**CONSIGNA**.
Transcribe del texto sobre la graduación en Medicina el fragmento que comienza en "Hay escasos momentos" y termina en "de la imaginación.".

**DOCUMENTO FUENTE**.
◆ ◆ ◆ ◆ ◆ ◆ ◆
"La verdad y otras mentiras" | 27 AGO 08

Me recibo de médico: ¿y ahora quién podrá ayudarme?

Acerca de la necesidad de las bienvenidas.
Fuente: IntraMed 

Hay escasos momentos en la vida de las personas en los que se define con claridad lo que desde entonces dejará de ser y lo que será. Graduarse en la carrera de Medicina es uno de ellos. Se deja de ser “un estudiante avanzado” para convertirse en un “médico inexperto”. El paso del tiempo –para quienes ya casi olvidamos aquél instante- reconfigura los recuerdos a la medida de lo que ahora suponemos ser. Ya se sabe, la memoria es pura creación. Un recuerdo es más un relato vivo y en permanente transformación que un testigo inerte. Así son las cosas, la memoria también es un producto de la imaginación.
◆ ◆ ◆ ◆ ◆ ◆ ◆
**ENTRADAS EXTRAÍDAS**.

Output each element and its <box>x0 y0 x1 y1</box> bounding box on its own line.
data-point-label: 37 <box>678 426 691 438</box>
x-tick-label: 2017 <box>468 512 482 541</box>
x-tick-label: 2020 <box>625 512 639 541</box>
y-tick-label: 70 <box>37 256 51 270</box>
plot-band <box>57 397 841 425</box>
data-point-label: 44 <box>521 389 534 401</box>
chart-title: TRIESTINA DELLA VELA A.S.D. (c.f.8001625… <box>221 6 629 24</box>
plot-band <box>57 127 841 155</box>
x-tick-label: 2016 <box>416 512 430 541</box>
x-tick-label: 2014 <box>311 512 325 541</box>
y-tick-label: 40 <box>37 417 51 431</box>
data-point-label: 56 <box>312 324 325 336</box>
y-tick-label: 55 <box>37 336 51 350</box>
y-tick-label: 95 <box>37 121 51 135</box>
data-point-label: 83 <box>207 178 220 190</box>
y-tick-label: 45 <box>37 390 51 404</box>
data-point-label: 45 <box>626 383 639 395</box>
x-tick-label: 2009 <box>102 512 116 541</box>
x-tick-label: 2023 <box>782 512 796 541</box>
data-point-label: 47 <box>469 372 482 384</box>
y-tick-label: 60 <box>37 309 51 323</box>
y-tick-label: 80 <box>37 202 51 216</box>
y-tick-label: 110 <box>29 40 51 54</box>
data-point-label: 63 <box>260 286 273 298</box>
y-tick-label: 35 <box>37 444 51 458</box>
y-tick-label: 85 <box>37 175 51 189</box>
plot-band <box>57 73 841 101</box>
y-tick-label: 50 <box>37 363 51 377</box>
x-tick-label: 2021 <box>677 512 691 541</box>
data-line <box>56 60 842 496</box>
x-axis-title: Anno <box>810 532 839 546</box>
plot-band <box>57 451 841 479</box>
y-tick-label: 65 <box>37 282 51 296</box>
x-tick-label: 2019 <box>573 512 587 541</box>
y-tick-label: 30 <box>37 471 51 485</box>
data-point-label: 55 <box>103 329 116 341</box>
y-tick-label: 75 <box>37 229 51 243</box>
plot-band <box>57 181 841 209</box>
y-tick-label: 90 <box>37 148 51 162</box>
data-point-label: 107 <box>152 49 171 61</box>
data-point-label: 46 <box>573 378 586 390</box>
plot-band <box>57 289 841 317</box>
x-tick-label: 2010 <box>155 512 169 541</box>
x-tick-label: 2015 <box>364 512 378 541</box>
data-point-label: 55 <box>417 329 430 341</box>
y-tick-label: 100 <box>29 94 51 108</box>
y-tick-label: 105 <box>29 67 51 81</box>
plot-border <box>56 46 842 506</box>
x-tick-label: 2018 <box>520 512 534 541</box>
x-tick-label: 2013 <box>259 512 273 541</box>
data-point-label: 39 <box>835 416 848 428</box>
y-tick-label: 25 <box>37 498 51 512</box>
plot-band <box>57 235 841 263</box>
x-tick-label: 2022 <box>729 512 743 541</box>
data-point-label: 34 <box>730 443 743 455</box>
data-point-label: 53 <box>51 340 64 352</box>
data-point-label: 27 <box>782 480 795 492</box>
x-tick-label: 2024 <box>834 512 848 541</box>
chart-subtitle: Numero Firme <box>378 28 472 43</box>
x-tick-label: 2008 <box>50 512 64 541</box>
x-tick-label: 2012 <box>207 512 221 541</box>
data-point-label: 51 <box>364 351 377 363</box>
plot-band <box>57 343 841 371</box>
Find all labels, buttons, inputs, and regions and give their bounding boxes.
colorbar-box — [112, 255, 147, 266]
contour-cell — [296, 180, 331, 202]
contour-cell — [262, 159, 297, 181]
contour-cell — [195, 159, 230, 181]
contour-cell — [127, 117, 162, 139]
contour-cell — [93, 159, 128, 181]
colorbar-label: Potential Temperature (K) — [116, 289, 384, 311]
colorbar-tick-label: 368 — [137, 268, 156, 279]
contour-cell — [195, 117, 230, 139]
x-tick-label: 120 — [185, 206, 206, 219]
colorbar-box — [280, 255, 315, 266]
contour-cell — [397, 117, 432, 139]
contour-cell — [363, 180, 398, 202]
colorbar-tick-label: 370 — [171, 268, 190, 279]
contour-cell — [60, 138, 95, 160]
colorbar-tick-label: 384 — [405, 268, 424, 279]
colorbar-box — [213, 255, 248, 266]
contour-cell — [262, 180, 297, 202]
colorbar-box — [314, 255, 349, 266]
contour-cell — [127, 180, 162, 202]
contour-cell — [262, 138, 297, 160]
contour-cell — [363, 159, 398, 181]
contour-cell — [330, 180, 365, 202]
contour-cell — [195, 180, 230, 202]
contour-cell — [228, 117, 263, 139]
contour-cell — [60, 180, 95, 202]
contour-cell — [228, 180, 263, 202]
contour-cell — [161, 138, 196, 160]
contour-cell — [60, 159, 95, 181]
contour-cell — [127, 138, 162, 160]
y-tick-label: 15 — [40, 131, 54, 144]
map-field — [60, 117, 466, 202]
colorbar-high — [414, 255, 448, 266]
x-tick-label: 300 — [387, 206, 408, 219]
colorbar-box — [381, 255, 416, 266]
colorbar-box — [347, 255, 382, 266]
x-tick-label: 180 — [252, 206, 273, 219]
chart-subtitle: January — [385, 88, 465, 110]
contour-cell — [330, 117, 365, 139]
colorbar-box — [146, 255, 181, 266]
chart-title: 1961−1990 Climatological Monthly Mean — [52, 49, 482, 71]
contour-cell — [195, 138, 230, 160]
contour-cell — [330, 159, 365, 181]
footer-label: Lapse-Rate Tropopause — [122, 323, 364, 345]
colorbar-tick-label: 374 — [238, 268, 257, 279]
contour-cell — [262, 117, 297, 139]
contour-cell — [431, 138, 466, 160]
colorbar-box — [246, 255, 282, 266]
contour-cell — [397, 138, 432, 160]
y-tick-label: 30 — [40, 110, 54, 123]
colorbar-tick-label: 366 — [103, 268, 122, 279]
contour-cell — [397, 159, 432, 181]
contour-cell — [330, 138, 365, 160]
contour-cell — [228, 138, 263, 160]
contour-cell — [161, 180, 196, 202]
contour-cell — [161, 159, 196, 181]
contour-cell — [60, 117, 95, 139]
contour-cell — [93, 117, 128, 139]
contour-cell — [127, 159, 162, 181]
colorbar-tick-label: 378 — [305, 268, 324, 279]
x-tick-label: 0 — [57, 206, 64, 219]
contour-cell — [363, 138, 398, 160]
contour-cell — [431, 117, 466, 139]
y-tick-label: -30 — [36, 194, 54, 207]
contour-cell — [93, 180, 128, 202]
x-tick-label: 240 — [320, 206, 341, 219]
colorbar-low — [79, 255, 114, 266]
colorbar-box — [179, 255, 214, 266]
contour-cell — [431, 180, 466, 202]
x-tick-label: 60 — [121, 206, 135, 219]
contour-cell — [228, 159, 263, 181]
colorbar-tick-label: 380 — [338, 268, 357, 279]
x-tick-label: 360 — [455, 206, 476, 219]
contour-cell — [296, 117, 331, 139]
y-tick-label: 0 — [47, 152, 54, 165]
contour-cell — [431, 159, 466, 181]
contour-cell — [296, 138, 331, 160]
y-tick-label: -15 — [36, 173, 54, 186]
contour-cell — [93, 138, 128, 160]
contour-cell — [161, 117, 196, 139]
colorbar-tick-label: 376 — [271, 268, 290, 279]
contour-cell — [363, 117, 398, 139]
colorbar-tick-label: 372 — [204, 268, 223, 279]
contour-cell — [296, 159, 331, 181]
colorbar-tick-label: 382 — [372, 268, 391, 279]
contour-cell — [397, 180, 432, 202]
◆ ◆ ◆ ◆ ◆ ◆ ◆
**RESULTADO DEL EJERCICIO**.
Hay escasos momentos en la vida de las personas en los que se define con claridad lo que desde entonces dejará de ser y lo que será. Graduarse en la carrera de Medicina es uno de ellos. Se deja de ser “un estudiante avanzado” para convertirse en un “médico inexperto”. El paso del tiempo –para quienes ya casi olvidamos aquél instante- reconfigura los recuerdos a la medida de lo que ahora suponemos ser. Ya se sabe, la memoria es pura creación. Un recuerdo es más un relato vivo y en permanente transformación que un testigo inerte. Así son las cosas, la memoria también es un producto de la imaginación.